What is asked:
Which lines contain the word "Abschnitt"? Return each of them as written.

■ ■ ■ ■

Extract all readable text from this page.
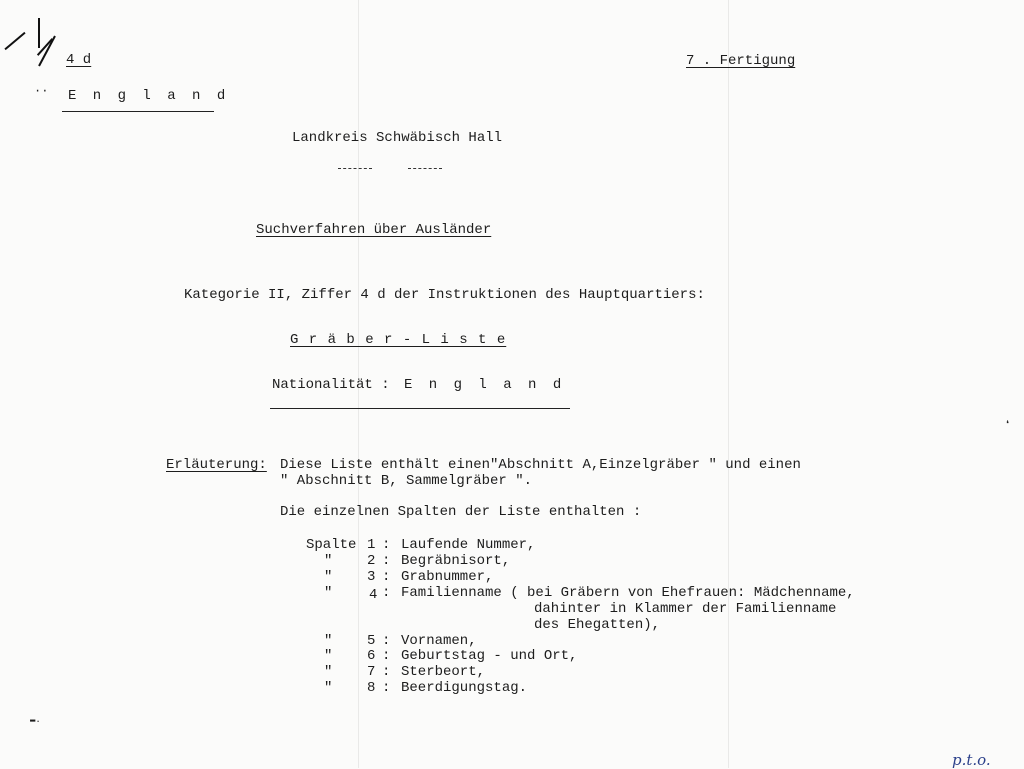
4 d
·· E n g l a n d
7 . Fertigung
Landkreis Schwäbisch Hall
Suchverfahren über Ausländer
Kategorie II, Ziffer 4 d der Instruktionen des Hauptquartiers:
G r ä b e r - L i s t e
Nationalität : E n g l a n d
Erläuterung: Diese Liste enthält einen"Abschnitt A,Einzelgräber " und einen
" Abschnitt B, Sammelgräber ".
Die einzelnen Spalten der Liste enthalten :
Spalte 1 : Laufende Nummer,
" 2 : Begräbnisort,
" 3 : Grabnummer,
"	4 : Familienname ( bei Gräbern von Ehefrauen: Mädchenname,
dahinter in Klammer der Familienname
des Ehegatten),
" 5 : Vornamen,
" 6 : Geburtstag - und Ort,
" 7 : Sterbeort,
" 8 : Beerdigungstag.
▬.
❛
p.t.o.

■ ■ ■ ■

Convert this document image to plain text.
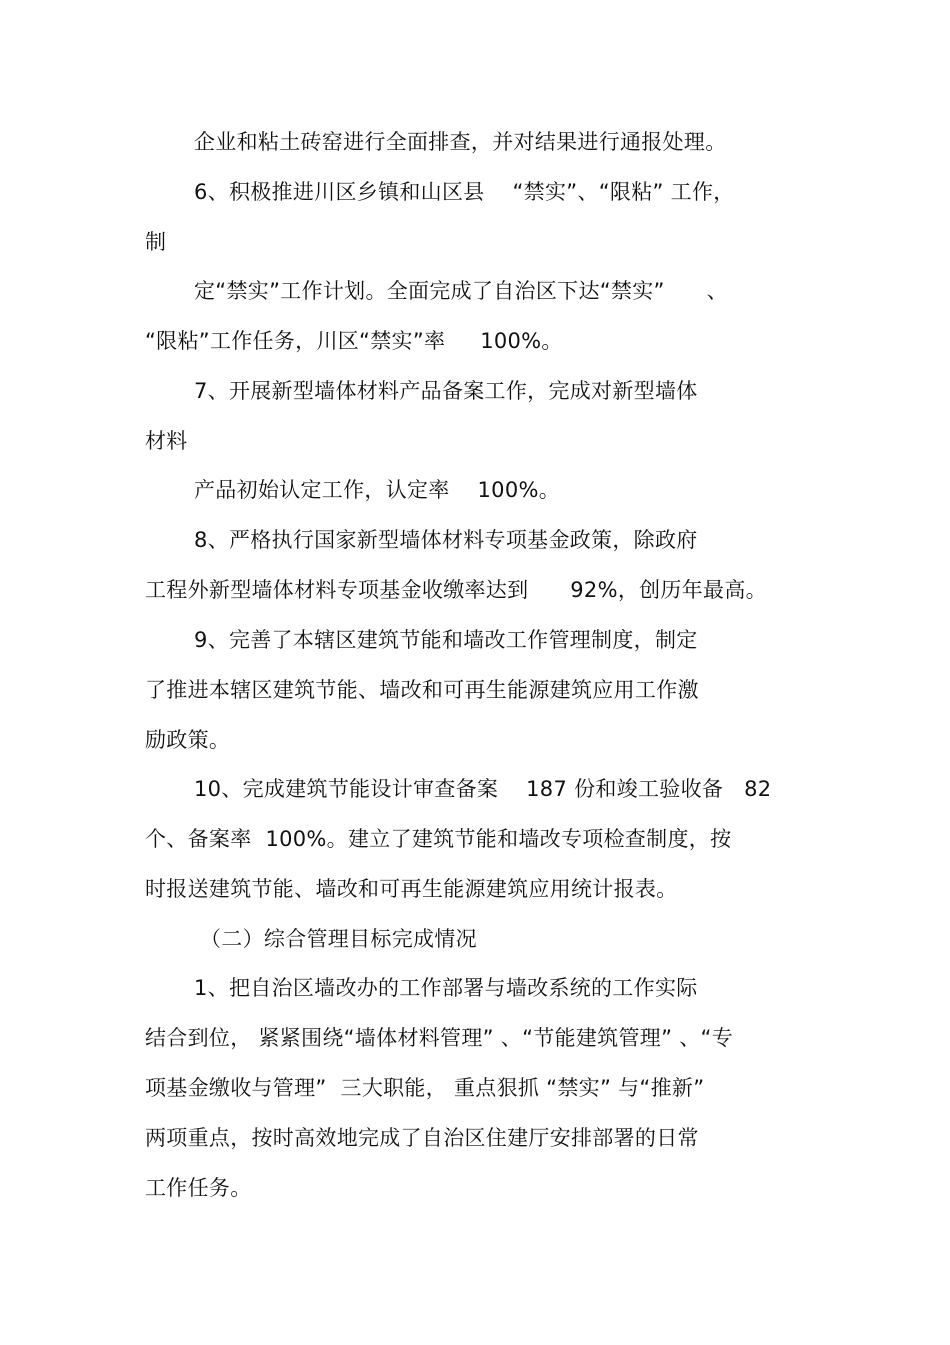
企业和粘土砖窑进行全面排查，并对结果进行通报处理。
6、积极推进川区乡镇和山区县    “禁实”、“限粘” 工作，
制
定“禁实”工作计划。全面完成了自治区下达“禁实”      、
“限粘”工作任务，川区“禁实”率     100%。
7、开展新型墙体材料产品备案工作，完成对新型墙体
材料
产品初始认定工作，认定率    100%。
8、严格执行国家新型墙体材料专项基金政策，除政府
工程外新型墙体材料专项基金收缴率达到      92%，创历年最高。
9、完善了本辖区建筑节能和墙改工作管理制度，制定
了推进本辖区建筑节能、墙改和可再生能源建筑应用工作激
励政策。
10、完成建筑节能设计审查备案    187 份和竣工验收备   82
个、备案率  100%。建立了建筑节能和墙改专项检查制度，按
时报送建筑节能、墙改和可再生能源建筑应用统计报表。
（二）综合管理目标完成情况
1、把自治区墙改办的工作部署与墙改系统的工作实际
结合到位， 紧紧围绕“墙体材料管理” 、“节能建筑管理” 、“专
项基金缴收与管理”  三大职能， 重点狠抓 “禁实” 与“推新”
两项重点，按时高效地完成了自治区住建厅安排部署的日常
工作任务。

■ ■ ■ ■

Answer to this exercise:
Erläuterung: Diese Liste enthält einen"Abschnitt A,Einzelgräber " und einen
" Abschnitt B, Sammelgräber ".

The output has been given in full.